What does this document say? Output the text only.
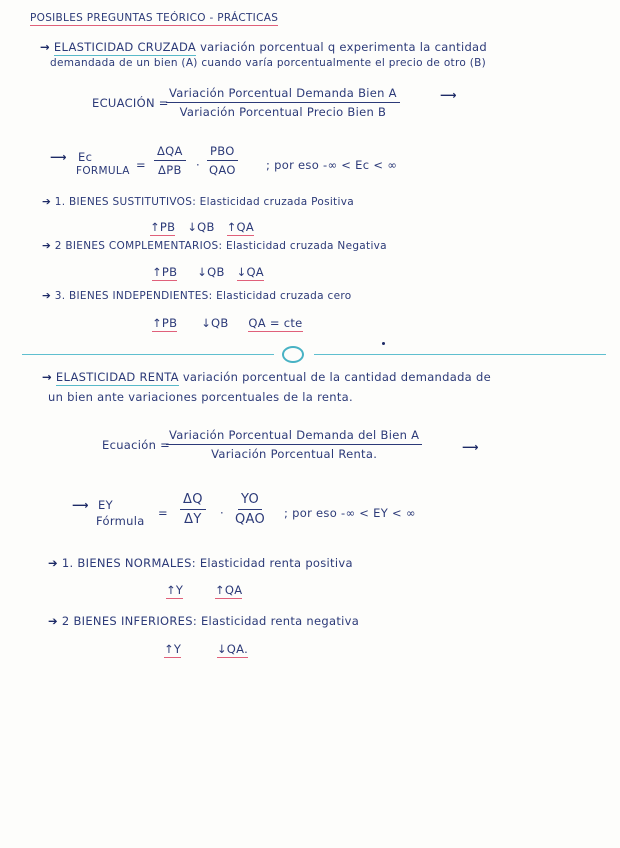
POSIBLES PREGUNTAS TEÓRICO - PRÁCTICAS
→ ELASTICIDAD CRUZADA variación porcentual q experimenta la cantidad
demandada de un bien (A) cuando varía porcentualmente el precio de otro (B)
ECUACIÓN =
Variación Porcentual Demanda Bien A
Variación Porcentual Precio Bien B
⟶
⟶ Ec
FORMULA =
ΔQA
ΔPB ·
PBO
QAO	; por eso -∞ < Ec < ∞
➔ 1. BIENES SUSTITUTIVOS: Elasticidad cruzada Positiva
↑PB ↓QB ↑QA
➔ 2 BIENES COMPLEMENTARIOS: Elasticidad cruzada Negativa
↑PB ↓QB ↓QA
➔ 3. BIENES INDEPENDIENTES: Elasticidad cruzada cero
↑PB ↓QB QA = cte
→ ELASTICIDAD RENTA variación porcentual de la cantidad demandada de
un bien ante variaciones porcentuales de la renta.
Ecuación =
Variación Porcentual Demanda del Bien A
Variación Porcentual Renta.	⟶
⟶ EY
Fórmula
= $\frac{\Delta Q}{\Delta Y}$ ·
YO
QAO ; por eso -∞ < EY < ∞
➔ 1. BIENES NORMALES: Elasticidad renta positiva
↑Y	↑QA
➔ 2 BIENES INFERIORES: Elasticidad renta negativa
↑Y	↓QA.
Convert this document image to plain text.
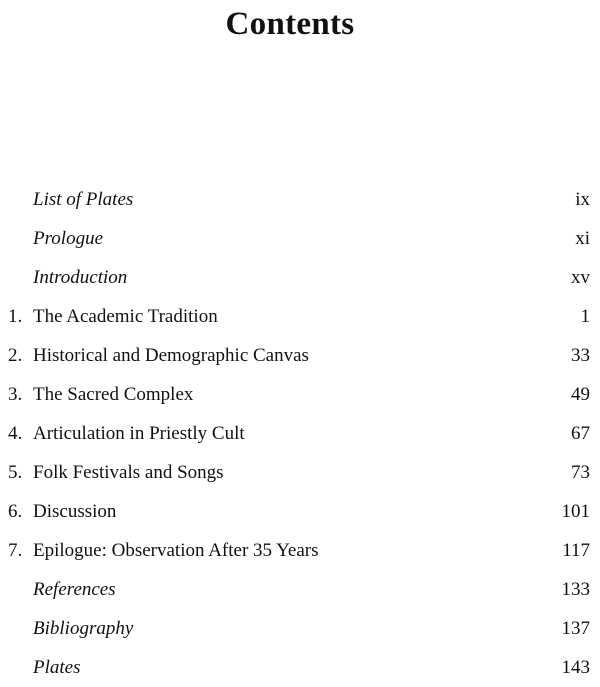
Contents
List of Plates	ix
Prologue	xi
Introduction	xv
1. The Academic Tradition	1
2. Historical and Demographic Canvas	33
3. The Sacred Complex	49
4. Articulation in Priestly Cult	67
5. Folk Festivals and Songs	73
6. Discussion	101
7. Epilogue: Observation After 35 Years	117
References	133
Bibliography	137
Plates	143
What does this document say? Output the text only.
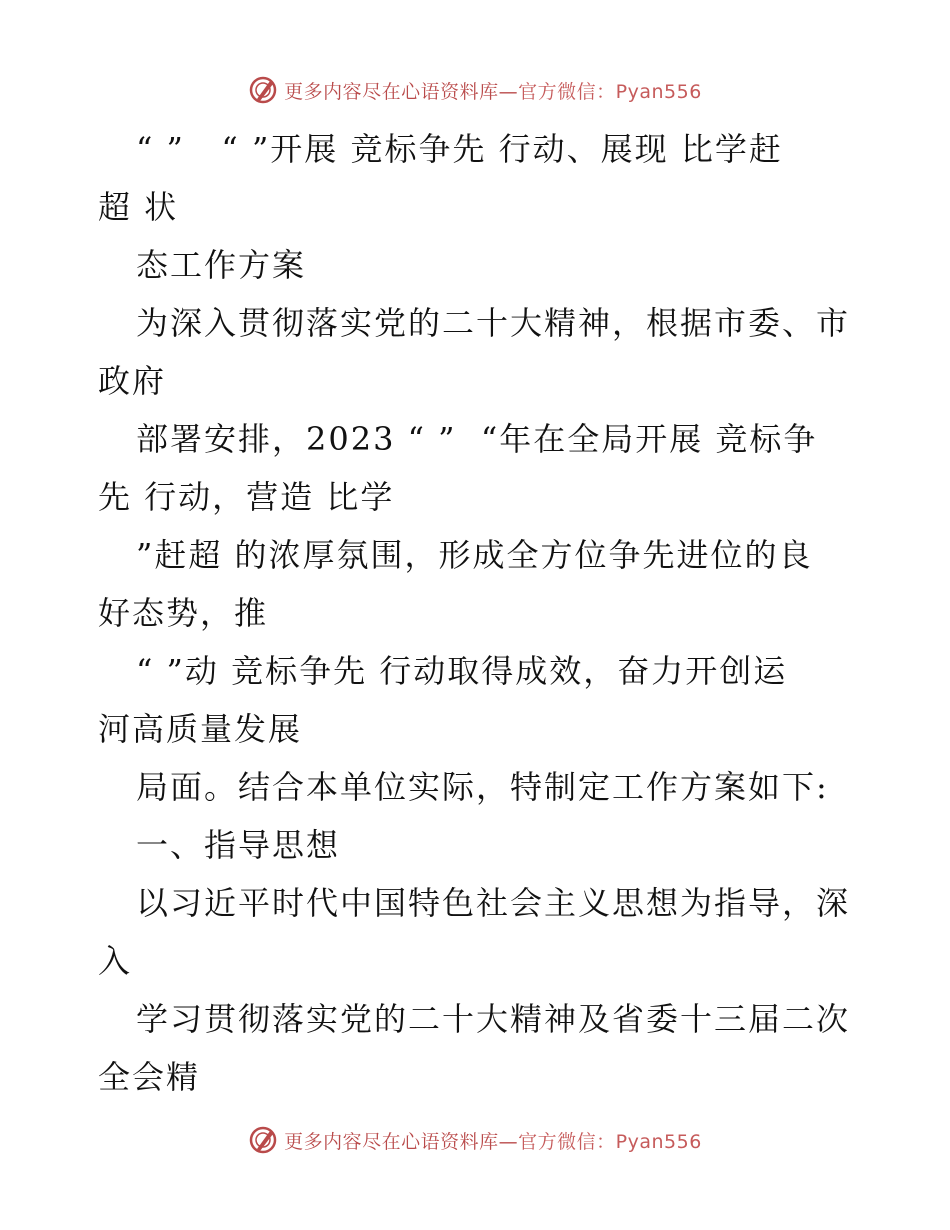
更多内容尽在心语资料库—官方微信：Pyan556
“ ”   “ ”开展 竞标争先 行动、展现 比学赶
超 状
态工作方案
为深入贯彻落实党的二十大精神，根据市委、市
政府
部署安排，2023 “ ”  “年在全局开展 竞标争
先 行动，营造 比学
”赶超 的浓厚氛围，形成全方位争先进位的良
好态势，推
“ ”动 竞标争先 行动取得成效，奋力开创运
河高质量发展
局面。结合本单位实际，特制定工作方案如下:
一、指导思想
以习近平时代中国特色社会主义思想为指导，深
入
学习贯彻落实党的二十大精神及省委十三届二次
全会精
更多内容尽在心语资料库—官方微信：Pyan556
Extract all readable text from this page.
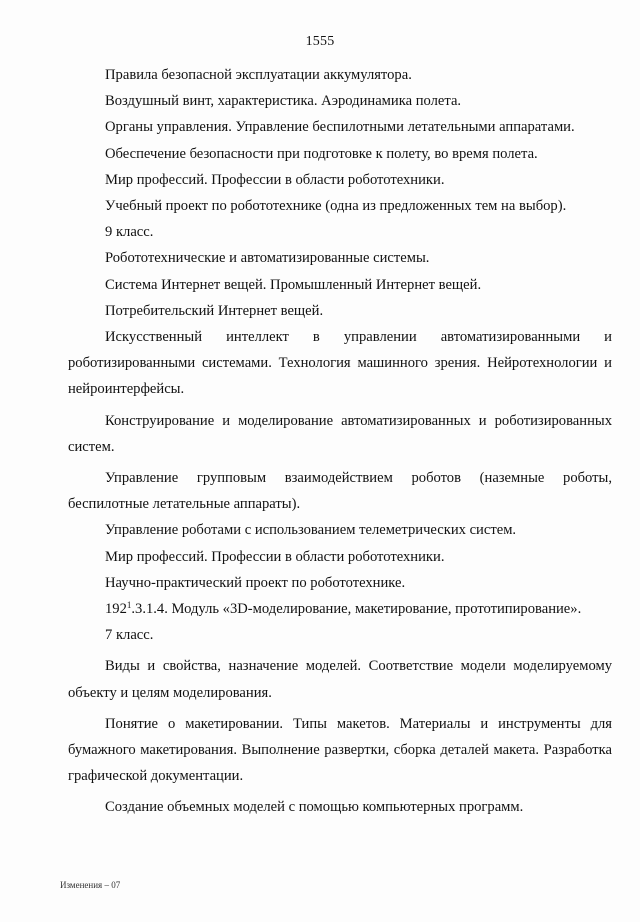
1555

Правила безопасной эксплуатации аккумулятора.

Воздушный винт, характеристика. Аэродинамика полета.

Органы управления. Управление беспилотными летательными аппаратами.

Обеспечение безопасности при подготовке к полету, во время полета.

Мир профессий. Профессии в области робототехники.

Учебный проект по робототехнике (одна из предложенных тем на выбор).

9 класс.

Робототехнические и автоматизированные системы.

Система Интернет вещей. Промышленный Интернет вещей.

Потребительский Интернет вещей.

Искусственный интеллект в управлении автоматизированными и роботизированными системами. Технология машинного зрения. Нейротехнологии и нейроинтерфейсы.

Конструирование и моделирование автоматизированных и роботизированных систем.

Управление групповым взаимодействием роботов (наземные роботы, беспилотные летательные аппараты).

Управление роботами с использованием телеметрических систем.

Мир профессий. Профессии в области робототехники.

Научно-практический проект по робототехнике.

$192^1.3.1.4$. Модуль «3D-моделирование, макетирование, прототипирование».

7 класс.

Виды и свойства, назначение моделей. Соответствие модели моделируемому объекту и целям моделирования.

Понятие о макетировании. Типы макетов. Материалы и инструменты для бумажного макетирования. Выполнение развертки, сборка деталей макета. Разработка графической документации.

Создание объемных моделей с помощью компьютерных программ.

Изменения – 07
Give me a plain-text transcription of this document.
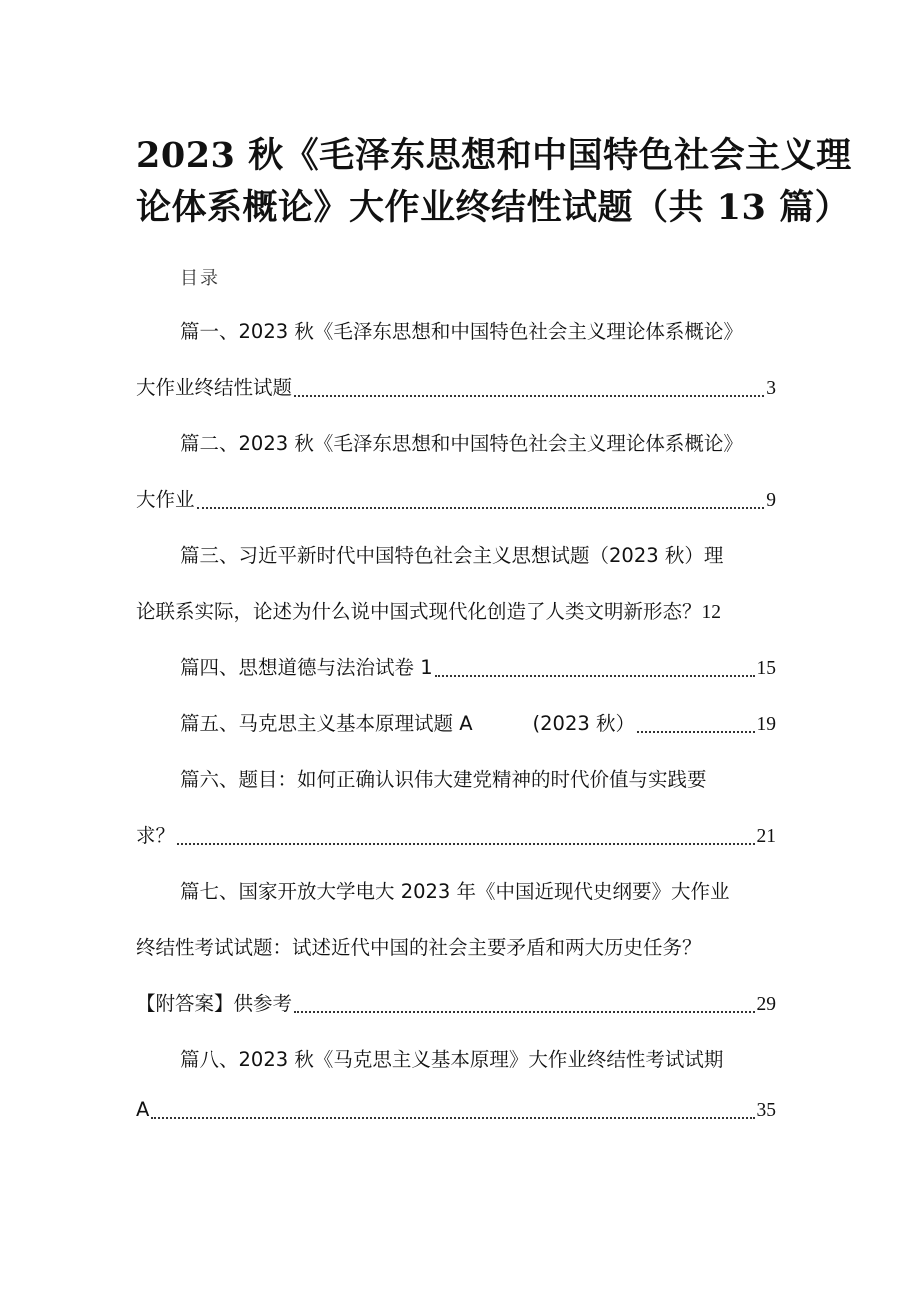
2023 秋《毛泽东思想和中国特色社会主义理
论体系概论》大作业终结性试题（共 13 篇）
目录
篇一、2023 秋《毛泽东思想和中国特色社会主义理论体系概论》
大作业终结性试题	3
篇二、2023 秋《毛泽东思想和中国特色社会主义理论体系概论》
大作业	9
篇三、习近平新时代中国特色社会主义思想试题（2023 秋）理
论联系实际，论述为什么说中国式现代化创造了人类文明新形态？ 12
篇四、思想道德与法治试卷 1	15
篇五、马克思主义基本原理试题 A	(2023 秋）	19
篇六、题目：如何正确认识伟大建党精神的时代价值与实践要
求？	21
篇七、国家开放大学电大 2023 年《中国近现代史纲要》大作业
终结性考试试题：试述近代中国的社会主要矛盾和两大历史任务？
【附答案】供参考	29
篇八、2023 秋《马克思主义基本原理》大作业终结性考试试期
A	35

━━━━━━━━━━

Problem - Across the records, how many lines contain "моделей"? Only the number should be given.

Written reply - 2